▸ Выбранный отрывок
* * * * * * *
Во втором фонде сосредоточились на В- и С-раундах, то есть на более поздних стадиях, когда компания уже подтвердила свою жизнеспособность не только продуктовую, но и бизнесовую. Мы инвестируем в компанию, которая продает свою продукцию клиенту и уже имеет доход, а прибыли может еще и не быть.
Также мы повысили средний чек. Если в первом фонде он был около $3 млн, то во втором фонде — $8 млн. Мы входим в раунды, в которых компания собирает инвестиции от $20 млн до $60 млн. Стараемся входить в синдикаты с топовыми американскими и израильскими инвесторами. В Израиле — это два-три фонда, в Америке — примерно 20 фондов. Иногда мы лидируем сделку, то есть сами обговариваем условия инвестиций, либо, что случается чаще, мы становимся дополнительным инвестором — follower, когда присоединяемся к сделке.
— Почему было принято такое решение? Вас рентабельность не устроила?
— Хороший венчурный фонд рассматривает очень много проектов, но инвестирует в очень небольшое количество — это его воронка, очень широкая наверху и очень узкая внизу.
* * * * * * *
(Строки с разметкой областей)
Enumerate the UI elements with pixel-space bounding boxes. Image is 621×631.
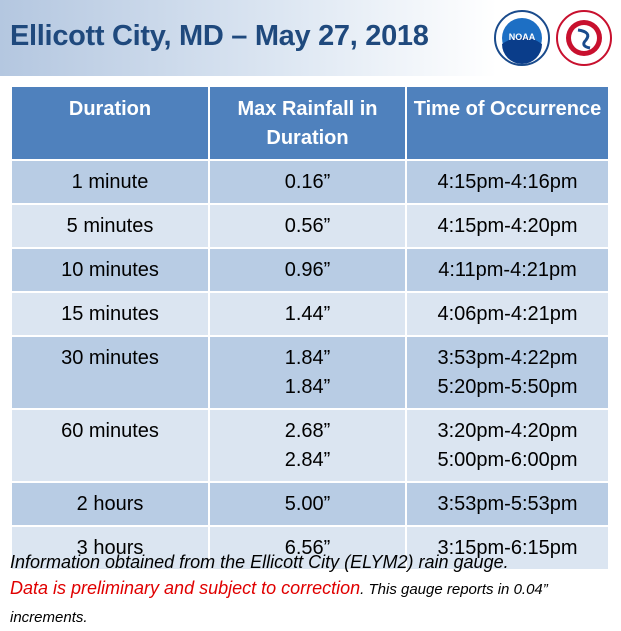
cell-line: 3:53pm-4:22pm <box>437 347 578 369</box>
footer: Information obtained from the Ellicott C… <box>10 549 615 631</box>
cell-line: 0.96” <box>284 259 331 281</box>
table-row: 10 minutes 0.96” 4:11pm-4:21pm <box>10 247 610 293</box>
table-cell: 3:15pm-6:15pm <box>405 525 610 571</box>
noaa-text: NOAA <box>509 32 536 42</box>
table-cell: 0.96” <box>208 247 407 293</box>
nws-logo <box>556 10 612 66</box>
table-cell: 2 hours <box>10 481 210 527</box>
cell-line: 5:00pm-6:00pm <box>437 449 578 471</box>
column-header: Max Rainfall in Duration <box>208 85 407 161</box>
table-cell: 0.16” <box>208 159 407 205</box>
table-cell: 5 minutes <box>10 203 210 249</box>
table-cell: 4:06pm-4:21pm <box>405 291 610 337</box>
table-cell: 6.56” <box>208 525 407 571</box>
gauge-note: . This gauge reports in 0.04” increments… <box>10 581 548 626</box>
table-cell: 15 minutes <box>10 291 210 337</box>
column-header: Duration <box>10 85 210 161</box>
table-cell: 1.84” 1.84” <box>208 335 407 410</box>
table-row: 15 minutes 1.44” 4:06pm-4:21pm <box>10 291 610 337</box>
table-row: 2 hours 5.00” 3:53pm-5:53pm <box>10 481 610 527</box>
table-row: 30 minutes 1.84” 1.84” 3:53pm-4:22pm 5:20pm-… <box>10 335 610 410</box>
table-cell: 60 minutes <box>10 408 210 483</box>
cell-line: 4:11pm-4:21pm <box>438 259 577 281</box>
table-cell: 5.00” <box>208 481 407 527</box>
table-cell: 3:53pm-5:53pm <box>405 481 610 527</box>
cell-line: 1.84” <box>284 376 331 398</box>
rainfall-table: Duration Max Rainfall in Duration Time of … <box>10 85 610 571</box>
cell-line: 3:15pm-6:15pm <box>437 537 578 559</box>
cell-line: 1.44” <box>284 303 331 325</box>
warning-line: Data is preliminary and subject to corre… <box>10 575 615 631</box>
table-cell: 30 minutes <box>10 335 210 410</box>
cell-line: 4:15pm-4:20pm <box>437 215 578 237</box>
header-row: Duration Max Rainfall in Duration Time of … <box>10 85 610 161</box>
cell-line: 5:20pm-5:50pm <box>437 376 578 398</box>
noaa-logo: NOAA <box>494 10 550 66</box>
cell-line: 6.56” <box>284 537 331 559</box>
cell-line: 0.16” <box>284 171 331 193</box>
cell-line: 4:06pm-4:21pm <box>437 303 578 325</box>
table-cell: 1 minute <box>10 159 210 205</box>
table-cell: 4:15pm-4:20pm <box>405 203 610 249</box>
warning: Data is preliminary and subject to corre… <box>10 578 361 598</box>
cell-line: 2.68” <box>284 420 331 442</box>
table-row: 60 minutes 2.68” 2.84” 3:20pm-4:20pm 5:00pm-… <box>10 408 610 483</box>
table-cell: 3:20pm-4:20pm 5:00pm-6:00pm <box>405 408 610 483</box>
cell-line: 4:15pm-4:16pm <box>437 171 578 193</box>
table-row: 5 minutes 0.56” 4:15pm-4:20pm <box>10 203 610 249</box>
cell-line: 5.00” <box>284 493 331 515</box>
cell-line: 3:20pm-4:20pm <box>437 420 578 442</box>
title: Ellicott City, MD – May 27, 2018 <box>10 20 429 52</box>
cell-line: 1.84” <box>284 347 331 369</box>
table-cell: 4:15pm-4:16pm <box>405 159 610 205</box>
table-cell: 1.44” <box>208 291 407 337</box>
table-cell: 2.68” 2.84” <box>208 408 407 483</box>
column-header: Time of Occurrence <box>405 85 610 161</box>
table-cell: 10 minutes <box>10 247 210 293</box>
table-cell: 4:11pm-4:21pm <box>405 247 610 293</box>
table-cell: 3:53pm-4:22pm 5:20pm-5:50pm <box>405 335 610 410</box>
source-note: Information obtained from the Ellicott C… <box>10 552 509 572</box>
cell-line: 0.56” <box>284 215 331 237</box>
table-cell: 0.56” <box>208 203 407 249</box>
cell-line: 2.84” <box>284 449 331 471</box>
cell-line: 3:53pm-5:53pm <box>437 493 578 515</box>
table-row: 1 minute 0.16” 4:15pm-4:16pm <box>10 159 610 205</box>
table-cell: 3 hours <box>10 525 210 571</box>
table-row: 3 hours 6.56” 3:15pm-6:15pm <box>10 525 610 571</box>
* * * * * * *
▸ Задание 1
Каким был средний чек во втором фонде по отрывку о венчурных инвестициях?
▸ Задание 2
Допишите следующую часть отрывка о венчурном фонде после его последней фразы.
Эти строки с отрывком никак не связаны.

▸ Ответ 1
$8 млн.

▸ Ответ 2
У венчурного фонда, по сути, три секрета. Первый — видеть все компании, которые поднимают деньги, второй — отличить лучший стартап от всех остальных и третий — уговорить этот лучший стартап взять у фонда деньги. Мы сосредотачиваемся на самых горячих стартапах, которые как раз за деньгами не бегают. К ним, как правило, стоит очередь из венчурных фондов. Такой стартап, скорее, возьмет деньги у самого известного венчурного фонда, у которого много кейсов по выводу компаний на IPO или продажи стратегическому инвестору. Мы таким фондом пока не являемся. Для этого нужно двадцать или более лет быть на рынке и уже иметь имя, хотя наша компания обладает хорошей и все более усиливающейся компетенцией и репутацией. Для нас, как правило, очень важно сейчас инвестировать в хорошие стартапы путем присоединения к сделке, а не лидировать ее. В то же время нам приходится быть достаточно агрессивными, если мы хотим сами лидировать в сделке. В этом случае мы должны будем предложить очень хорошие, исключительные условия по сравнению с другими фондами, например, дать более высокую оценку компании.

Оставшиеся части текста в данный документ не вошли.